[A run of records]
— begin —
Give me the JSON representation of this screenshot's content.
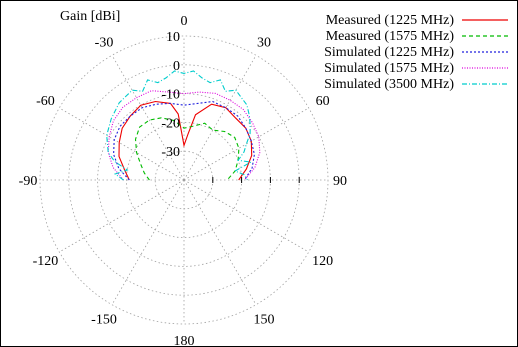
{
  "chart_data": {
    "type": "line",
    "projection": "polar",
    "title": "",
    "radial_label": "Gain [dBi]",
    "radial_axis": {
      "min": -40,
      "max": 10,
      "ticks": [
        10,
        0,
        -10,
        -20,
        -30
      ]
    },
    "angle_ticks": [
      {
        "angle": 0,
        "label": "0"
      },
      {
        "angle": 30,
        "label": "30"
      },
      {
        "angle": 60,
        "label": "60"
      },
      {
        "angle": 90,
        "label": "90"
      },
      {
        "angle": 120,
        "label": "120"
      },
      {
        "angle": 150,
        "label": "150"
      },
      {
        "angle": 180,
        "label": "180"
      },
      {
        "angle": -150,
        "label": "-150"
      },
      {
        "angle": -120,
        "label": "-120"
      },
      {
        "angle": -90,
        "label": "-90"
      },
      {
        "angle": -60,
        "label": "-60"
      },
      {
        "angle": -30,
        "label": "-30"
      }
    ],
    "grid": true,
    "legend_position": "top-right",
    "series": [
      {
        "name": "Measured (1225 MHz)",
        "color": "#ee0000",
        "dash": "",
        "angles": [
          -90,
          -80,
          -70,
          -60,
          -50,
          -40,
          -30,
          -20,
          -10,
          -5,
          0,
          5,
          10,
          20,
          30,
          40,
          50,
          60,
          70,
          80,
          90
        ],
        "values": [
          -21,
          -19,
          -16,
          -14,
          -12,
          -11,
          -10,
          -11,
          -13,
          -17,
          -28,
          -24,
          -17,
          -12,
          -11,
          -12,
          -12,
          -13,
          -15,
          -18,
          -21
        ]
      },
      {
        "name": "Measured (1575 MHz)",
        "color": "#00bb00",
        "dash": "4 3",
        "angles": [
          -90,
          -80,
          -70,
          -60,
          -50,
          -40,
          -30,
          -20,
          -10,
          0,
          10,
          20,
          30,
          40,
          50,
          60,
          70,
          80,
          90
        ],
        "values": [
          -28,
          -26,
          -24,
          -21,
          -18,
          -16,
          -16,
          -17,
          -19,
          -22,
          -21,
          -19,
          -20,
          -18,
          -17,
          -18,
          -20,
          -22,
          -25
        ]
      },
      {
        "name": "Simulated (1225 MHz)",
        "color": "#2222dd",
        "dash": "2 2",
        "angles": [
          -90,
          -80,
          -70,
          -60,
          -50,
          -40,
          -30,
          -20,
          -10,
          0,
          10,
          20,
          30,
          40,
          50,
          60,
          70,
          80,
          90
        ],
        "values": [
          -21,
          -17,
          -14,
          -12,
          -11,
          -11,
          -11,
          -12,
          -13,
          -14,
          -13,
          -11,
          -11,
          -11,
          -12,
          -13,
          -14,
          -16,
          -19
        ]
      },
      {
        "name": "Simulated (1575 MHz)",
        "color": "#dd00dd",
        "dash": "1 1.5",
        "angles": [
          -90,
          -80,
          -70,
          -60,
          -50,
          -40,
          -30,
          -20,
          -10,
          0,
          10,
          20,
          30,
          40,
          50,
          60,
          70,
          80,
          90
        ],
        "values": [
          -19,
          -15,
          -12,
          -10,
          -8,
          -7,
          -7,
          -7,
          -9,
          -10,
          -9,
          -8,
          -8,
          -8,
          -9,
          -10,
          -12,
          -15,
          -19
        ]
      },
      {
        "name": "Simulated (3500 MHz)",
        "color": "#00cccc",
        "dash": "5 2 1 2",
        "angles": [
          -90,
          -85,
          -80,
          -75,
          -70,
          -60,
          -50,
          -40,
          -30,
          -25,
          -20,
          -15,
          -10,
          -5,
          0,
          5,
          10,
          15,
          20,
          25,
          30,
          40,
          45,
          50,
          55,
          60,
          65,
          70,
          75,
          80,
          85,
          90
        ],
        "values": [
          -19,
          -16,
          -20,
          -15,
          -12,
          -9,
          -7,
          -5,
          -4,
          -6,
          -3,
          -5,
          -4,
          -2,
          -3,
          -2,
          -4,
          -5,
          -3,
          -6,
          -4,
          -6,
          -8,
          -10,
          -12,
          -15,
          -17,
          -20,
          -16,
          -22,
          -19,
          -18
        ]
      }
    ]
  }
}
— end —
### Task to complete
List all lines above in which the string "Measured" appears.

### Written answer
        "name": "Measured (1225 MHz)",
        "name": "Measured (1575 MHz)",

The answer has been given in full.